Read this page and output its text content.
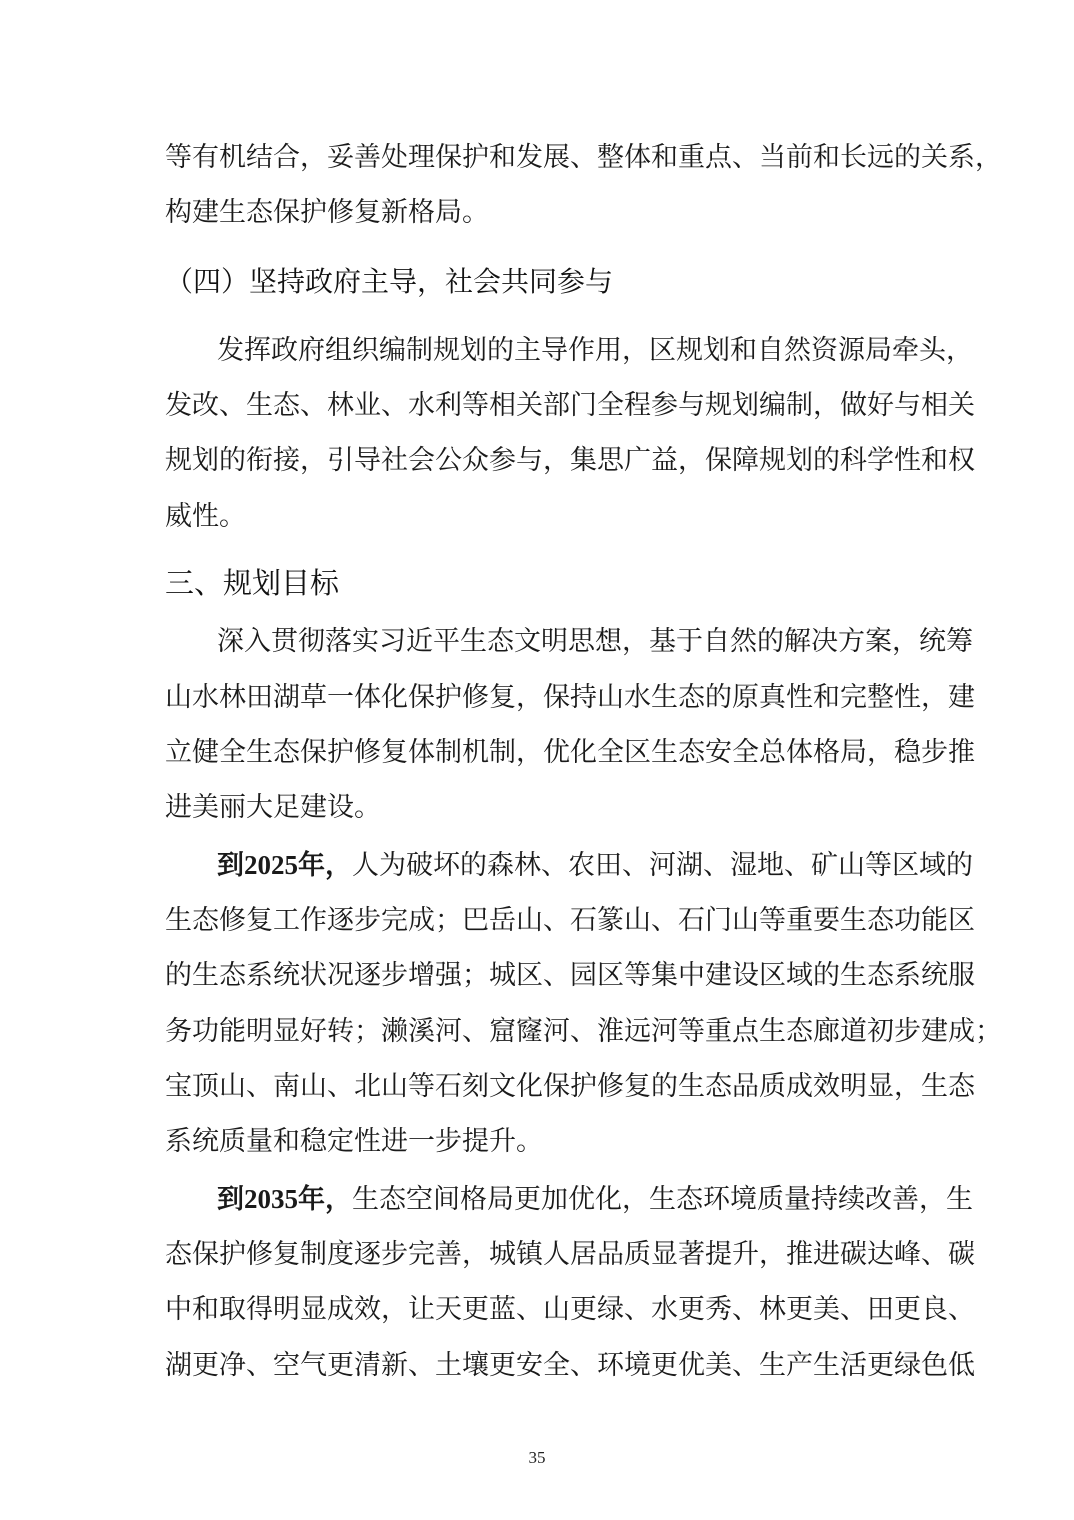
等有机结合，妥善处理保护和发展、整体和重点、当前和长远的关系，
构建生态保护修复新格局。
（四）坚持政府主导，社会共同参与
发挥政府组织编制规划的主导作用，区规划和自然资源局牵头，
发改、生态、林业、水利等相关部门全程参与规划编制，做好与相关
规划的衔接，引导社会公众参与，集思广益，保障规划的科学性和权
威性。
三、规划目标
深入贯彻落实习近平生态文明思想，基于自然的解决方案，统筹
山水林田湖草一体化保护修复，保持山水生态的原真性和完整性，建
立健全生态保护修复体制机制，优化全区生态安全总体格局，稳步推
进美丽大足建设。
到2025年，人为破坏的森林、农田、河湖、湿地、矿山等区域的
生态修复工作逐步完成；巴岳山、石篆山、石门山等重要生态功能区
的生态系统状况逐步增强；城区、园区等集中建设区域的生态系统服
务功能明显好转；濑溪河、窟窿河、淮远河等重点生态廊道初步建成；
宝顶山、南山、北山等石刻文化保护修复的生态品质成效明显，生态
系统质量和稳定性进一步提升。
到2035年，生态空间格局更加优化，生态环境质量持续改善，生
态保护修复制度逐步完善，城镇人居品质显著提升，推进碳达峰、碳
中和取得明显成效，让天更蓝、山更绿、水更秀、林更美、田更良、
湖更净、空气更清新、土壤更安全、环境更优美、生产生活更绿色低
35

——————

WORK TO BE COMPLETED
The pictures should not be reproduced; quote all of the other material exactly.

FINISHED TASK
Read this page and output its text content.
等有机结合，妥善处理保护和发展、整体和重点、当前和长远的关系，
构建生态保护修复新格局。
（四）坚持政府主导，社会共同参与
发挥政府组织编制规划的主导作用，区规划和自然资源局牵头，
发改、生态、林业、水利等相关部门全程参与规划编制，做好与相关
规划的衔接，引导社会公众参与，集思广益，保障规划的科学性和权
威性。
三、规划目标
深入贯彻落实习近平生态文明思想，基于自然的解决方案，统筹
山水林田湖草一体化保护修复，保持山水生态的原真性和完整性，建
立健全生态保护修复体制机制，优化全区生态安全总体格局，稳步推
进美丽大足建设。
到2025年，人为破坏的森林、农田、河湖、湿地、矿山等区域的
生态修复工作逐步完成；巴岳山、石篆山、石门山等重要生态功能区
的生态系统状况逐步增强；城区、园区等集中建设区域的生态系统服
务功能明显好转；濑溪河、窟窿河、淮远河等重点生态廊道初步建成；
宝顶山、南山、北山等石刻文化保护修复的生态品质成效明显，生态
系统质量和稳定性进一步提升。
到2035年，生态空间格局更加优化，生态环境质量持续改善，生
态保护修复制度逐步完善，城镇人居品质显著提升，推进碳达峰、碳
中和取得明显成效，让天更蓝、山更绿、水更秀、林更美、田更良、
湖更净、空气更清新、土壤更安全、环境更优美、生产生活更绿色低
35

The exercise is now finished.